» **Exercise task**:
Exclude the pictures, then repeat the remaining data exactly.

Dataset records:
* * * * * * * * *

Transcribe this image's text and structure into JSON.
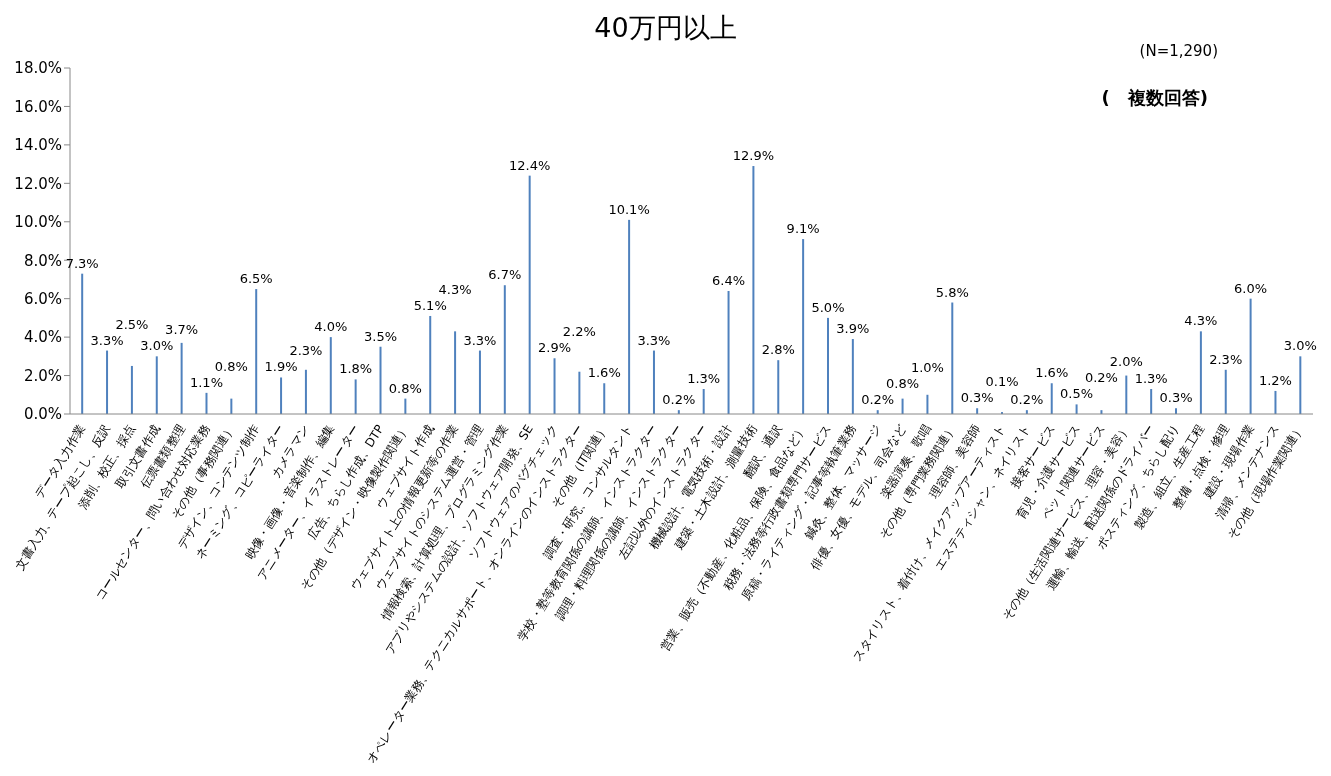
{
  "chart_data": {
    "type": "bar",
    "title": "40万円以上",
    "annotations": [
      "(N=1,290)",
      "(　複数回答)"
    ],
    "categories": [
      "データ入力作業",
      "文書入力、テープ起こし、反訳",
      "添削、校正、採点",
      "取引文書作成",
      "伝票書類整理",
      "コールセンター、問い合わせ対応業務",
      "その他（事務関連）",
      "デザイン、コンテンツ制作",
      "ネーミング、コピーライター",
      "カメラマン",
      "映像・画像・音楽制作、編集",
      "アニメーター、イラストレーター",
      "広告、ちらし作成、DTP",
      "その他（デザイン・映像製作関連）",
      "ウェブサイト作成",
      "ウェブサイト上の情報更新等の作業",
      "ウェブサイトのシステム運営・管理",
      "情報検索、計算処理、プログラミング作業",
      "アプリやシステムの設計、ソフトウェア開発、SE",
      "ソフトウェアのバグチェック",
      "オペレーター業務、テクニカルサポート、オンラインのインストラクター",
      "その他（IT関連）",
      "調査・研究、コンサルタント",
      "学校・塾等教育関係の講師、インストラクター",
      "調理・料理関係の講師、インストラクター",
      "左記以外のインストラクター",
      "機械設計、電気技術・設計",
      "建築・土木設計、測量技術",
      "翻訳、通訳",
      "営業、販売（不動産、化粧品、保険、食品など）",
      "税務・法務等行政書類専門サービス",
      "原稿・ライティング・記事等執筆業務",
      "鍼灸、整体、マッサージ",
      "俳優、女優、モデル、司会など",
      "楽器演奏、歌唱",
      "その他（専門業務関連）",
      "理容師、美容師",
      "スタイリスト、着付け、メイクアップアーティスト",
      "エステティシャン、ネイリスト",
      "接客サービス",
      "育児・介護サービス",
      "ペット関連サービス",
      "その他（生活関連サービス、理容・美容）",
      "運輸、輸送、配送関係のドライバー",
      "ポスティング、ちらし配り",
      "製造、組立、生産工程",
      "整備・点検・修理",
      "建設・現場作業",
      "清掃、メンテナンス",
      "その他（現場作業関連）"
    ],
    "values": [
      7.3,
      3.3,
      2.5,
      3.0,
      3.7,
      1.1,
      0.8,
      6.5,
      1.9,
      2.3,
      4.0,
      1.8,
      3.5,
      0.8,
      5.1,
      4.3,
      3.3,
      6.7,
      12.4,
      2.9,
      2.2,
      1.6,
      10.1,
      3.3,
      0.2,
      1.3,
      6.4,
      12.9,
      2.8,
      9.1,
      5.0,
      3.9,
      0.2,
      0.8,
      1.0,
      5.8,
      0.3,
      0.1,
      0.2,
      1.6,
      0.5,
      0.2,
      2.0,
      1.3,
      0.3,
      4.3,
      2.3,
      6.0,
      1.2,
      3.0
    ],
    "value_labels": [
      "7.3%",
      "3.3%",
      "2.5%",
      "3.0%",
      "3.7%",
      "1.1%",
      "0.8%",
      "6.5%",
      "1.9%",
      "2.3%",
      "4.0%",
      "1.8%",
      "3.5%",
      "0.8%",
      "5.1%",
      "4.3%",
      "3.3%",
      "6.7%",
      "12.4%",
      "2.9%",
      "2.2%",
      "1.6%",
      "10.1%",
      "3.3%",
      "0.2%",
      "1.3%",
      "6.4%",
      "12.9%",
      "2.8%",
      "9.1%",
      "5.0%",
      "3.9%",
      "0.2%",
      "0.8%",
      "1.0%",
      "5.8%",
      "0.3%",
      "0.1%",
      "0.2%",
      "1.6%",
      "0.5%",
      "0.2%",
      "2.0%",
      "1.3%",
      "0.3%",
      "4.3%",
      "2.3%",
      "6.0%",
      "1.2%",
      "3.0%"
    ],
    "color": "#4f81bd",
    "ylim": [
      0,
      18
    ],
    "yticks": [
      {
        "value": 0,
        "label": "0.0%"
      },
      {
        "value": 2,
        "label": "2.0%"
      },
      {
        "value": 4,
        "label": "4.0%"
      },
      {
        "value": 6,
        "label": "6.0%"
      },
      {
        "value": 8,
        "label": "8.0%"
      },
      {
        "value": 10,
        "label": "10.0%"
      },
      {
        "value": 12,
        "label": "12.0%"
      },
      {
        "value": 14,
        "label": "14.0%"
      },
      {
        "value": 16,
        "label": "16.0%"
      },
      {
        "value": 18,
        "label": "18.0%"
      }
    ],
    "grid": false,
    "legend": false
  }
}
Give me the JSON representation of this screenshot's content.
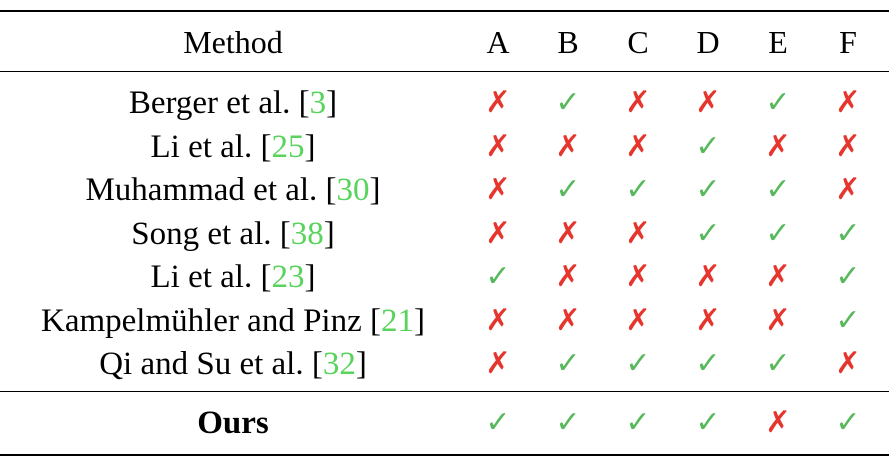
{
  "table": {
    "header": {
      "method": "Method",
      "columns": [
        "A",
        "B",
        "C",
        "D",
        "E",
        "F"
      ]
    },
    "rows": [
      {
        "name": "Berger et al. [",
        "ref": "3",
        "close": "]",
        "values": [
          "✗",
          "✓",
          "✗",
          "✗",
          "✓",
          "✗"
        ]
      },
      {
        "name": "Li et al. [",
        "ref": "25",
        "close": "]",
        "values": [
          "✗",
          "✗",
          "✗",
          "✓",
          "✗",
          "✗"
        ]
      },
      {
        "name": "Muhammad et al. [",
        "ref": "30",
        "close": "]",
        "values": [
          "✗",
          "✓",
          "✓",
          "✓",
          "✓",
          "✗"
        ]
      },
      {
        "name": "Song et al. [",
        "ref": "38",
        "close": "]",
        "values": [
          "✗",
          "✗",
          "✗",
          "✓",
          "✓",
          "✓"
        ]
      },
      {
        "name": "Li et al. [",
        "ref": "23",
        "close": "]",
        "values": [
          "✓",
          "✗",
          "✗",
          "✗",
          "✗",
          "✓"
        ]
      },
      {
        "name": "Kampelmühler and Pinz [",
        "ref": "21",
        "close": "]",
        "values": [
          "✗",
          "✗",
          "✗",
          "✗",
          "✗",
          "✓"
        ]
      },
      {
        "name": "Qi and Su et al. [",
        "ref": "32",
        "close": "]",
        "values": [
          "✗",
          "✓",
          "✓",
          "✓",
          "✓",
          "✗"
        ]
      }
    ],
    "ours": {
      "name": "Ours",
      "values": [
        "✓",
        "✓",
        "✓",
        "✓",
        "✗",
        "✓"
      ]
    }
  },
  "colors": {
    "check": "#58b85c",
    "cross": "#e5352d",
    "citation": "#58d35c"
  }
}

* * * * * * * * *

» **Answer**:
Transcribe this image's text and structure into JSON.
{
  "chart_data": {
    "type": "bar",
    "title": "40万円以上",
    "annotations": [
      "(N=1,290)",
      "(　複数回答)"
    ],
    "categories": [
      "データ入力作業",
      "文書入力、テープ起こし、反訳",
      "添削、校正、採点",
      "取引文書作成",
      "伝票書類整理",
      "コールセンター、問い合わせ対応業務",
      "その他（事務関連）",
      "デザイン、コンテンツ制作",
      "ネーミング、コピーライター",
      "カメラマン",
      "映像・画像・音楽制作、編集",
      "アニメーター、イラストレーター",
      "広告、ちらし作成、DTP",
      "その他（デザイン・映像製作関連）",
      "ウェブサイト作成",
      "ウェブサイト上の情報更新等の作業",
      "ウェブサイトのシステム運営・管理",
      "情報検索、計算処理、プログラミング作業",
      "アプリやシステムの設計、ソフトウェア開発、SE",
      "ソフトウェアのバグチェック",
      "オペレーター業務、テクニカルサポート、オンラインのインストラクター",
      "その他（IT関連）",
      "調査・研究、コンサルタント",
      "学校・塾等教育関係の講師、インストラクター",
      "調理・料理関係の講師、インストラクター",
      "左記以外のインストラクター",
      "機械設計、電気技術・設計",
      "建築・土木設計、測量技術",
      "翻訳、通訳",
      "営業、販売（不動産、化粧品、保険、食品など）",
      "税務・法務等行政書類専門サービス",
      "原稿・ライティング・記事等執筆業務",
      "鍼灸、整体、マッサージ",
      "俳優、女優、モデル、司会など",
      "楽器演奏、歌唱",
      "その他（専門業務関連）",
      "理容師、美容師",
      "スタイリスト、着付け、メイクアップアーティスト",
      "エステティシャン、ネイリスト",
      "接客サービス",
      "育児・介護サービス",
      "ペット関連サービス",
      "その他（生活関連サービス、理容・美容）",
      "運輸、輸送、配送関係のドライバー",
      "ポスティング、ちらし配り",
      "製造、組立、生産工程",
      "整備・点検・修理",
      "建設・現場作業",
      "清掃、メンテナンス",
      "その他（現場作業関連）"
    ],
    "values": [
      7.3,
      3.3,
      2.5,
      3.0,
      3.7,
      1.1,
      0.8,
      6.5,
      1.9,
      2.3,
      4.0,
      1.8,
      3.5,
      0.8,
      5.1,
      4.3,
      3.3,
      6.7,
      12.4,
      2.9,
      2.2,
      1.6,
      10.1,
      3.3,
      0.2,
      1.3,
      6.4,
      12.9,
      2.8,
      9.1,
      5.0,
      3.9,
      0.2,
      0.8,
      1.0,
      5.8,
      0.3,
      0.1,
      0.2,
      1.6,
      0.5,
      0.2,
      2.0,
      1.3,
      0.3,
      4.3,
      2.3,
      6.0,
      1.2,
      3.0
    ],
    "value_labels": [
      "7.3%",
      "3.3%",
      "2.5%",
      "3.0%",
      "3.7%",
      "1.1%",
      "0.8%",
      "6.5%",
      "1.9%",
      "2.3%",
      "4.0%",
      "1.8%",
      "3.5%",
      "0.8%",
      "5.1%",
      "4.3%",
      "3.3%",
      "6.7%",
      "12.4%",
      "2.9%",
      "2.2%",
      "1.6%",
      "10.1%",
      "3.3%",
      "0.2%",
      "1.3%",
      "6.4%",
      "12.9%",
      "2.8%",
      "9.1%",
      "5.0%",
      "3.9%",
      "0.2%",
      "0.8%",
      "1.0%",
      "5.8%",
      "0.3%",
      "0.1%",
      "0.2%",
      "1.6%",
      "0.5%",
      "0.2%",
      "2.0%",
      "1.3%",
      "0.3%",
      "4.3%",
      "2.3%",
      "6.0%",
      "1.2%",
      "3.0%"
    ],
    "color": "#4f81bd",
    "ylim": [
      0,
      18
    ],
    "yticks": [
      {
        "value": 0,
        "label": "0.0%"
      },
      {
        "value": 2,
        "label": "2.0%"
      },
      {
        "value": 4,
        "label": "4.0%"
      },
      {
        "value": 6,
        "label": "6.0%"
      },
      {
        "value": 8,
        "label": "8.0%"
      },
      {
        "value": 10,
        "label": "10.0%"
      },
      {
        "value": 12,
        "label": "12.0%"
      },
      {
        "value": 14,
        "label": "14.0%"
      },
      {
        "value": 16,
        "label": "16.0%"
      },
      {
        "value": 18,
        "label": "18.0%"
      }
    ],
    "grid": false,
    "legend": false
  }
}
Give me the JSON representation of this screenshot's content.
{
  "table": {
    "header": {
      "method": "Method",
      "columns": [
        "A",
        "B",
        "C",
        "D",
        "E",
        "F"
      ]
    },
    "rows": [
      {
        "name": "Berger et al. [",
        "ref": "3",
        "close": "]",
        "values": [
          "✗",
          "✓",
          "✗",
          "✗",
          "✓",
          "✗"
        ]
      },
      {
        "name": "Li et al. [",
        "ref": "25",
        "close": "]",
        "values": [
          "✗",
          "✗",
          "✗",
          "✓",
          "✗",
          "✗"
        ]
      },
      {
        "name": "Muhammad et al. [",
        "ref": "30",
        "close": "]",
        "values": [
          "✗",
          "✓",
          "✓",
          "✓",
          "✓",
          "✗"
        ]
      },
      {
        "name": "Song et al. [",
        "ref": "38",
        "close": "]",
        "values": [
          "✗",
          "✗",
          "✗",
          "✓",
          "✓",
          "✓"
        ]
      },
      {
        "name": "Li et al. [",
        "ref": "23",
        "close": "]",
        "values": [
          "✓",
          "✗",
          "✗",
          "✗",
          "✗",
          "✓"
        ]
      },
      {
        "name": "Kampelmühler and Pinz [",
        "ref": "21",
        "close": "]",
        "values": [
          "✗",
          "✗",
          "✗",
          "✗",
          "✗",
          "✓"
        ]
      },
      {
        "name": "Qi and Su et al. [",
        "ref": "32",
        "close": "]",
        "values": [
          "✗",
          "✓",
          "✓",
          "✓",
          "✓",
          "✗"
        ]
      }
    ],
    "ours": {
      "name": "Ours",
      "values": [
        "✓",
        "✓",
        "✓",
        "✓",
        "✗",
        "✓"
      ]
    }
  },
  "colors": {
    "check": "#58b85c",
    "cross": "#e5352d",
    "citation": "#58d35c"
  }
}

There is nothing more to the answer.